● Required work
Reproduce all of the data below without alteration; exclude every picture.

● Given data

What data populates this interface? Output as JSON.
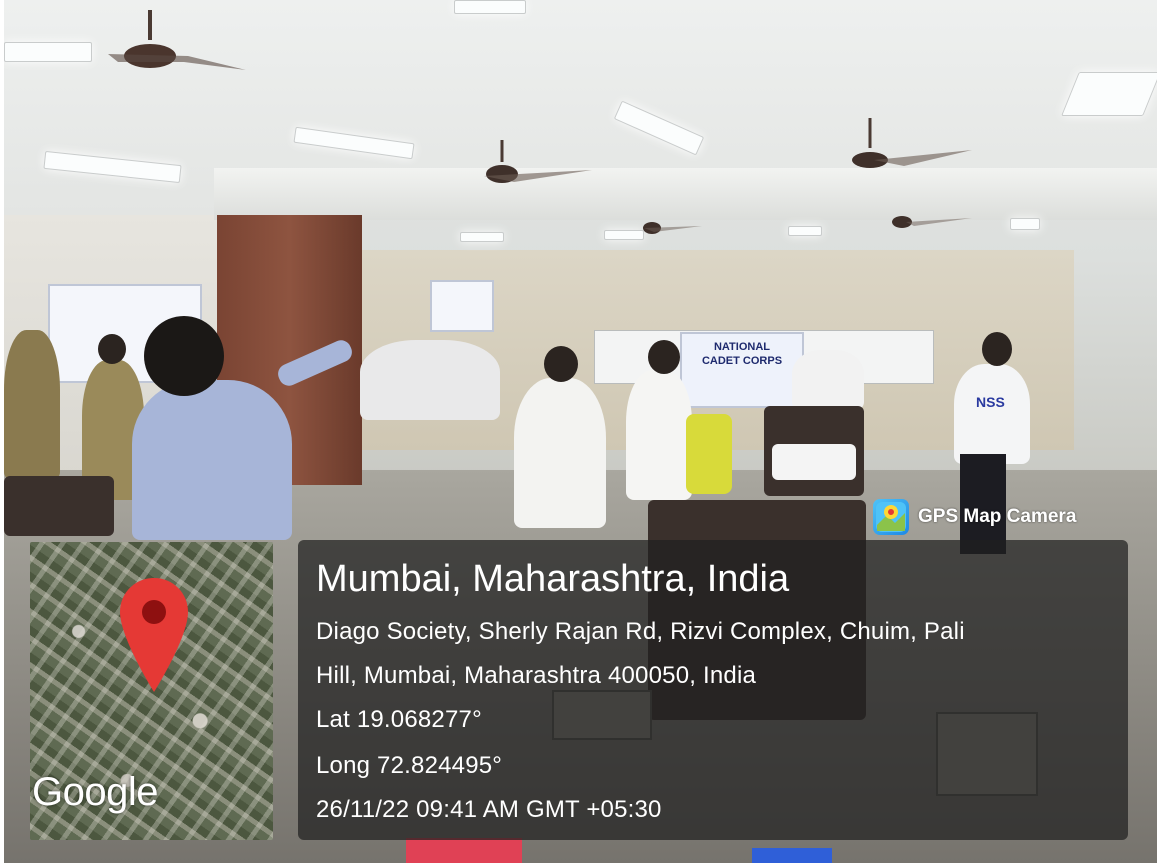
{
  "overlay": {
    "app_label": "GPS Map Camera",
    "location_title": "Mumbai, Maharashtra, India",
    "address_line_1": "Diago Society, Sherly Rajan Rd, Rizvi Complex, Chuim, Pali",
    "address_line_2": "Hill, Mumbai, Maharashtra 400050, India",
    "latitude": "Lat 19.068277°",
    "longitude": "Long 72.824495°",
    "timestamp": "26/11/22 09:41 AM GMT +05:30",
    "map_brand": "Google",
    "pin_color": "#e53935",
    "panel_color": "#202020"
  },
  "scene": {
    "banner_text": [
      "NATIONAL",
      "CADET CORPS"
    ],
    "shirt_text": "NSS"
  }
}
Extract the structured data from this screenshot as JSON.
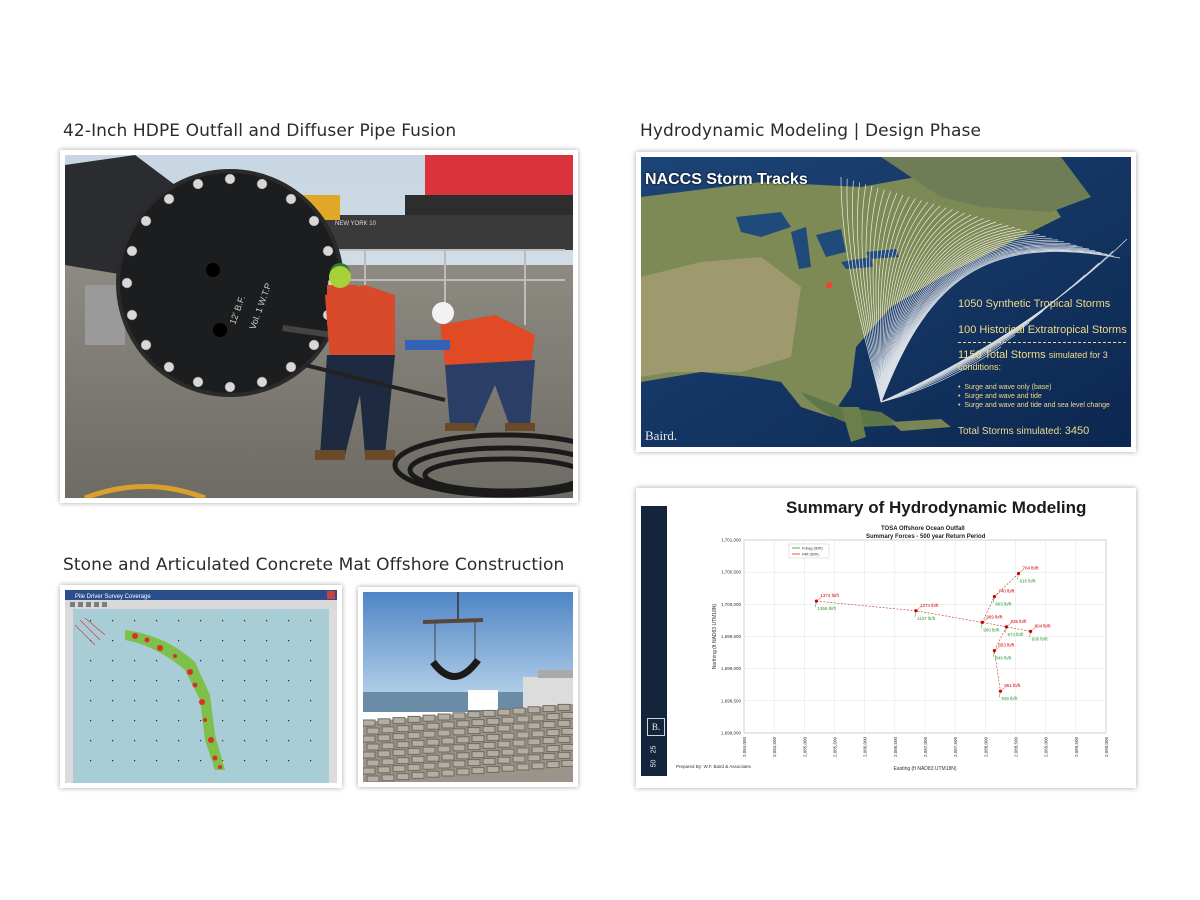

● Exercise result
What data populates this interface? Output as JSON.
{
  "overlay": {
    "app_label": "GPS Map Camera",
    "location_title": "Mumbai, Maharashtra, India",
    "address_line_1": "Diago Society, Sherly Rajan Rd, Rizvi Complex, Chuim, Pali",
    "address_line_2": "Hill, Mumbai, Maharashtra 400050, India",
    "latitude": "Lat 19.068277°",
    "longitude": "Long 72.824495°",
    "timestamp": "26/11/22 09:41 AM GMT +05:30",
    "map_brand": "Google",
    "pin_color": "#e53935",
    "panel_color": "#202020"
  },
  "scene": {
    "banner_text": [
      "NATIONAL",
      "CADET CORPS"
    ],
    "shirt_text": "NSS"
  }
}
Extract the structured data from this screenshot as JSON.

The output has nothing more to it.